#### Exercise aim:
Below is a listing. Gather each line of it that contains "Venezuela".

[Data excerpts]
==*==

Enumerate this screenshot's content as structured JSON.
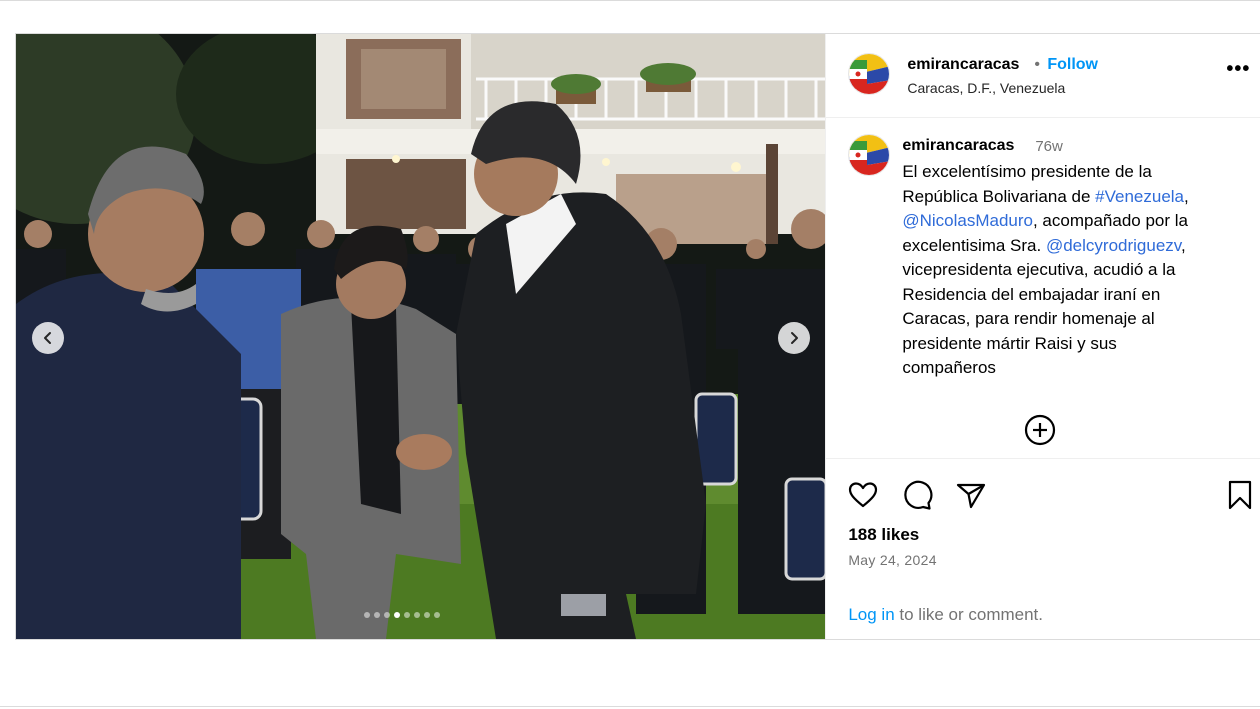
{
  "post": {
    "username": "emirancaracas",
    "separator": "•",
    "follow_label": "Follow",
    "location": "Caracas, D.F., Venezuela",
    "more_label": "•••",
    "caption": {
      "username": "emirancaracas",
      "time": "76w",
      "lines": [
        [
          {
            "text": "El excelentísimo presidente de la"
          }
        ],
        [
          {
            "text": "República Bolivariana de "
          },
          {
            "text": "#Venezuela",
            "link": true
          },
          {
            "text": ","
          }
        ],
        [
          {
            "text": "@NicolasMaduro",
            "link": true
          },
          {
            "text": ", acompañado por la"
          }
        ],
        [
          {
            "text": "excelentisima Sra. "
          },
          {
            "text": "@delcyrodriguezv",
            "link": true
          },
          {
            "text": ","
          }
        ],
        [
          {
            "text": "vicepresidenta ejecutiva, acudió a la"
          }
        ],
        [
          {
            "text": "Residencia del embajadar iraní en"
          }
        ],
        [
          {
            "text": "Caracas,  para rendir homenaje al"
          }
        ],
        [
          {
            "text": "presidente mártir Raisi y sus"
          }
        ],
        [
          {
            "text": "compañeros"
          }
        ]
      ]
    },
    "likes": "188 likes",
    "date": "May 24, 2024",
    "login_link": "Log in",
    "login_rest": " to like or comment.",
    "carousel": {
      "count": 8,
      "active_index": 3
    },
    "icons": {
      "prev": "chevron-left-icon",
      "next": "chevron-right-icon",
      "like": "heart-icon",
      "comment": "comment-bubble-icon",
      "share": "paper-plane-icon",
      "save": "bookmark-icon",
      "more_comments": "plus-circle-icon"
    },
    "colors": {
      "link": "#0095f6",
      "mention": "#2f6bd8",
      "muted": "#737373"
    }
  }
}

==*==

#### Solution for this task:
    "location": "Caracas, D.F., Venezuela",
            "text": "#Venezuela",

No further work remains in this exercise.